- Opening Delimiter -
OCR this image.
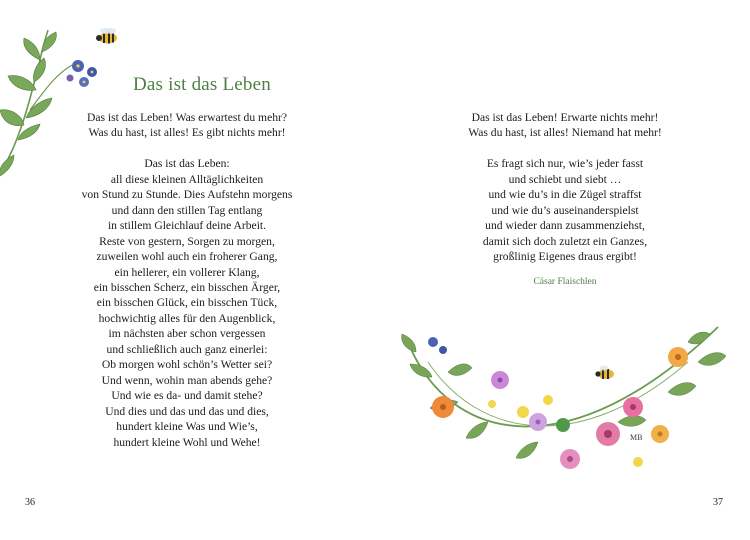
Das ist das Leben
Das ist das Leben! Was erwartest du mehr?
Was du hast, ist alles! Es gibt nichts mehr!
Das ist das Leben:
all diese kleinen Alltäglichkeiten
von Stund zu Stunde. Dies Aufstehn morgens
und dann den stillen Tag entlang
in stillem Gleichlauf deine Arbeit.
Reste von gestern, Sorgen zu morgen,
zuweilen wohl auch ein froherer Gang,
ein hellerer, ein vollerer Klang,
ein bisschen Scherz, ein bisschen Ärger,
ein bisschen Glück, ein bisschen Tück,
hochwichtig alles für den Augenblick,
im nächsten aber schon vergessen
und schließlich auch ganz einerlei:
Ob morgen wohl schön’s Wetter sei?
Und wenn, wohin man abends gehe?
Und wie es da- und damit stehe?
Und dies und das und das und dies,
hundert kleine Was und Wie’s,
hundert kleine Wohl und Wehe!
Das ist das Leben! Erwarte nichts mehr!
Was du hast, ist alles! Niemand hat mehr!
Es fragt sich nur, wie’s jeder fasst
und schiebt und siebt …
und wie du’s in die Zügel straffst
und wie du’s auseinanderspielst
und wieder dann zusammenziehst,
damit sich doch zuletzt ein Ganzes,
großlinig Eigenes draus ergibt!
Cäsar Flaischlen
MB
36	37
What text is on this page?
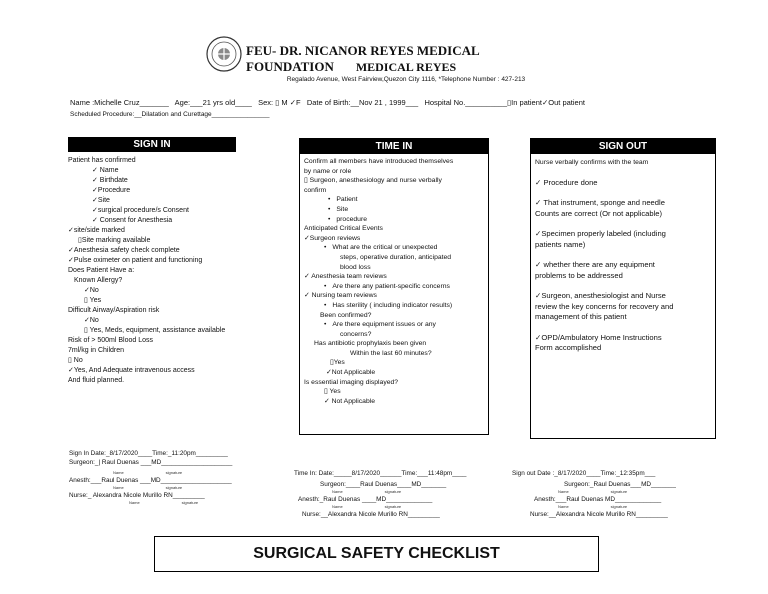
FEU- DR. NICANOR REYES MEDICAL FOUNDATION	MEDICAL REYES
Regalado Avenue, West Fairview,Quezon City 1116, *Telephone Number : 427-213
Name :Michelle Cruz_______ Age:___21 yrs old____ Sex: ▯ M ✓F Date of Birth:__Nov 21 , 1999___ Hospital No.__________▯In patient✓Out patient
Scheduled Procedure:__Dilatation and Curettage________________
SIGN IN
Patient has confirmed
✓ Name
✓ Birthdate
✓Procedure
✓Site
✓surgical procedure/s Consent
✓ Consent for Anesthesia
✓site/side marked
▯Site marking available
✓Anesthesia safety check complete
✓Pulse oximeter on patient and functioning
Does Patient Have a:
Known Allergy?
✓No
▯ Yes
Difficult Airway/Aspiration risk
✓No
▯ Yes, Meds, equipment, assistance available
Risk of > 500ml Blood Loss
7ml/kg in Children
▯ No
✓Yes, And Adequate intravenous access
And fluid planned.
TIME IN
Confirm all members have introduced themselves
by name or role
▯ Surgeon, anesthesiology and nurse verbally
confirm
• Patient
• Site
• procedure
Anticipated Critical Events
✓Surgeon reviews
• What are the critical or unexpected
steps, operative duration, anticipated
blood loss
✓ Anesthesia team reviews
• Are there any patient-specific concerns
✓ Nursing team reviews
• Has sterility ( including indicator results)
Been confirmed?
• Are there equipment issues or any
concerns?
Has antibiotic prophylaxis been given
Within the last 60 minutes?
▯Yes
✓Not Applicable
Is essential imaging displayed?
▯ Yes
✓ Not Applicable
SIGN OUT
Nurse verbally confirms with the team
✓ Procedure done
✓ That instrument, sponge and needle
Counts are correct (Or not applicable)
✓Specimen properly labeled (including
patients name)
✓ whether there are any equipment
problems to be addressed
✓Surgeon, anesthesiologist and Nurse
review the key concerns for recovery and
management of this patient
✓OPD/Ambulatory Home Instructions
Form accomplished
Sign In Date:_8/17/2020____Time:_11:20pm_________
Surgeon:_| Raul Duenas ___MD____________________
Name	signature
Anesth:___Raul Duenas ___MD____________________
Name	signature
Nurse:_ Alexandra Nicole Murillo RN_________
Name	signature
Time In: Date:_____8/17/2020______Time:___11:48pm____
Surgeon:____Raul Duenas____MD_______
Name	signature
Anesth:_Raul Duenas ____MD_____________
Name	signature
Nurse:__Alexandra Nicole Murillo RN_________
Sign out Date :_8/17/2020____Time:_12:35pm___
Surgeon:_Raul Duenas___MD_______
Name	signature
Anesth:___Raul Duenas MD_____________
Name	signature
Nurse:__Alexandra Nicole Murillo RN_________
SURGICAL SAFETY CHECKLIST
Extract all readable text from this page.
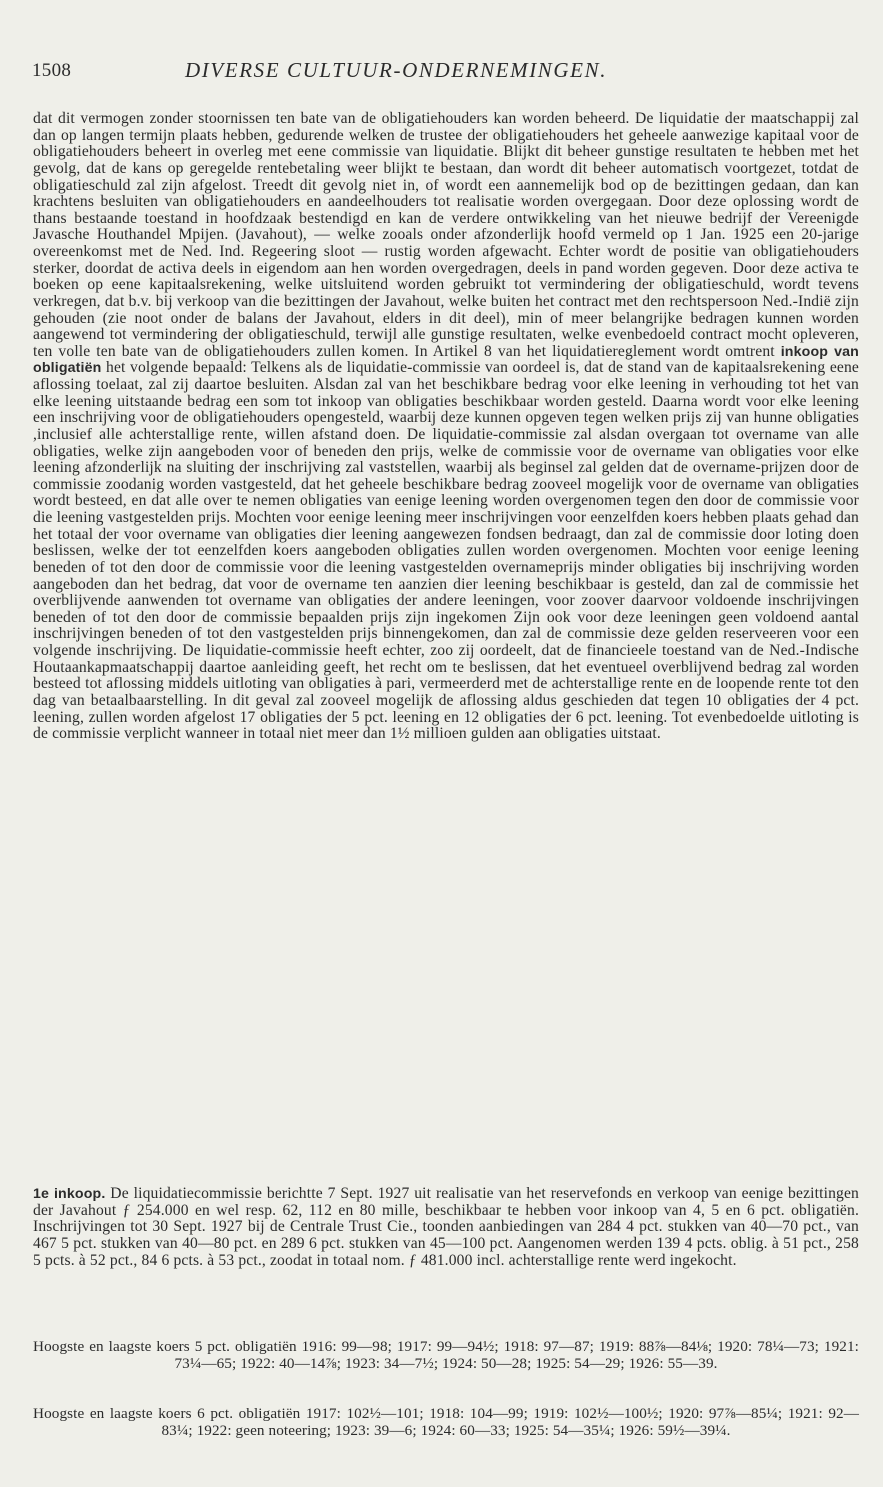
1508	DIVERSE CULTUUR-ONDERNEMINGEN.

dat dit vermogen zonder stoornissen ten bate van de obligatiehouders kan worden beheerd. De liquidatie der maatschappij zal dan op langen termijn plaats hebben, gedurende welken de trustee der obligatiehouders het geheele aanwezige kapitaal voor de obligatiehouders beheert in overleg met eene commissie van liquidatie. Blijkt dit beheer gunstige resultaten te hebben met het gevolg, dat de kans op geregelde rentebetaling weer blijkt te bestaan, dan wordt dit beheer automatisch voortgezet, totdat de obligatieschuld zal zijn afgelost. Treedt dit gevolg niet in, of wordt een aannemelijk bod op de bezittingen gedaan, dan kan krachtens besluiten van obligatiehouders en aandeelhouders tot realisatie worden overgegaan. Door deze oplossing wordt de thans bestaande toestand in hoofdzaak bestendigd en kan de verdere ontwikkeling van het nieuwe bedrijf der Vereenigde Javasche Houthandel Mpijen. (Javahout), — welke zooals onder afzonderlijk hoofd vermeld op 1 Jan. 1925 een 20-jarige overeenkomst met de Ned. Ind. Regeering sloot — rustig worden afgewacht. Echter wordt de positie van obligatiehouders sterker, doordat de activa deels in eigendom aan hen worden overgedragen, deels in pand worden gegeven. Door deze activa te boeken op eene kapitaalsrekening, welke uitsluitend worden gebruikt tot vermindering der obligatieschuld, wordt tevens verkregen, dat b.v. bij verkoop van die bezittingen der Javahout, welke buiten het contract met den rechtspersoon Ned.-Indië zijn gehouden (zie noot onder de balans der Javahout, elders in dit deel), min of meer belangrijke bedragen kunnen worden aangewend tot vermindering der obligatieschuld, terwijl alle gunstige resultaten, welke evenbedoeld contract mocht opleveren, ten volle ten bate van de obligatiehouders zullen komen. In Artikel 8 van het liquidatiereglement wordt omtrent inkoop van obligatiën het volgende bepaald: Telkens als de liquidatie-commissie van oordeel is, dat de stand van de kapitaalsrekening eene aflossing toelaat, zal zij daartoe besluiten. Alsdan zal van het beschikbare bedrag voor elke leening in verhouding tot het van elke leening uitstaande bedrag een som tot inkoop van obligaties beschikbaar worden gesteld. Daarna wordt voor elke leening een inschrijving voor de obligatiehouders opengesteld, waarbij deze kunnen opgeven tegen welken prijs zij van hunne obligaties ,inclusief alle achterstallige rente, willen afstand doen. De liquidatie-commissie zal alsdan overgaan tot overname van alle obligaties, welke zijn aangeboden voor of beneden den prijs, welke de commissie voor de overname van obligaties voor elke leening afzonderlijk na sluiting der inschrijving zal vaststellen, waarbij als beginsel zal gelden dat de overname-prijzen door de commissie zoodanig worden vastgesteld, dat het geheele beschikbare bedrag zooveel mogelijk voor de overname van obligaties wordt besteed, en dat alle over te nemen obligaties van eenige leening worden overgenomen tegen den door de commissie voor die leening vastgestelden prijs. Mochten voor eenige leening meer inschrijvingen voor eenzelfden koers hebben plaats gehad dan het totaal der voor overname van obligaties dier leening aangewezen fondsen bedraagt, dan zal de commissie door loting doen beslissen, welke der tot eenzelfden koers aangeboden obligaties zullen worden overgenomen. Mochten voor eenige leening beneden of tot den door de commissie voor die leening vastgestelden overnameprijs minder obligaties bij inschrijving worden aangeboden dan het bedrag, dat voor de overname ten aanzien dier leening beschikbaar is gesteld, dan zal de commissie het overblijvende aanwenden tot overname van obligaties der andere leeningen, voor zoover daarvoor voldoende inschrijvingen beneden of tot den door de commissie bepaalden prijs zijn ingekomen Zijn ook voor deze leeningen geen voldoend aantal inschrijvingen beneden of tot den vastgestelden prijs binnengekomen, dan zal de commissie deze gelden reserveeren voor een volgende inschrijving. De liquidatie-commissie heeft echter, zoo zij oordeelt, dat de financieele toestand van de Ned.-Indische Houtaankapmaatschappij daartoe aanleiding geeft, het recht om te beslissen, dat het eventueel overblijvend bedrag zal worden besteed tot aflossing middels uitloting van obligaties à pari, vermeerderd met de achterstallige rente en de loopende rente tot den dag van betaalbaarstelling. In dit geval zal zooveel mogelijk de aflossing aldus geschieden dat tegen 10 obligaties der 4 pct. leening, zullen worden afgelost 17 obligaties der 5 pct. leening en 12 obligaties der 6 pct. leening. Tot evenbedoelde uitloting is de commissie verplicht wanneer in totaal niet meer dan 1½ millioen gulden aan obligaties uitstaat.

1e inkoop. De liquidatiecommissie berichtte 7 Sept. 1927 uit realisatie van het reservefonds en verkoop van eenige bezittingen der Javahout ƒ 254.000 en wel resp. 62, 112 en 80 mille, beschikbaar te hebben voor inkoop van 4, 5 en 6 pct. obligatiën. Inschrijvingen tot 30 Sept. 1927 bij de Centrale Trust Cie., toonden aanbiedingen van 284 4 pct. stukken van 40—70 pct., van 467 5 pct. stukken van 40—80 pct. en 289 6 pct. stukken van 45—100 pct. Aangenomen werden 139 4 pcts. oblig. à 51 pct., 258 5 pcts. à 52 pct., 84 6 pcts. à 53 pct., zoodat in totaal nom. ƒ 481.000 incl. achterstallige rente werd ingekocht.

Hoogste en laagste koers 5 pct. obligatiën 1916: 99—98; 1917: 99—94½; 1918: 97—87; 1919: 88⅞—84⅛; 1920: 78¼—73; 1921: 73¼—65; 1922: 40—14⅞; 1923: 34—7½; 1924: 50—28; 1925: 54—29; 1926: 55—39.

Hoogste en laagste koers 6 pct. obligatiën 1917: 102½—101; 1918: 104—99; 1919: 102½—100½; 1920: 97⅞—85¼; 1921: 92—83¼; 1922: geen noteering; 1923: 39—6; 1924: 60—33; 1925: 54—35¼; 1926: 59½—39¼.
- Closing Delimiter -
Only lines that contain the string "mehr" count; pick each one out of the records and copy it.

**Solution to this exercise:**
Das ist das Leben! Was erwartest du mehr?
Was du hast, ist alles! Es gibt nichts mehr!
Das ist das Leben! Erwarte nichts mehr!
Was du hast, ist alles! Niemand hat mehr!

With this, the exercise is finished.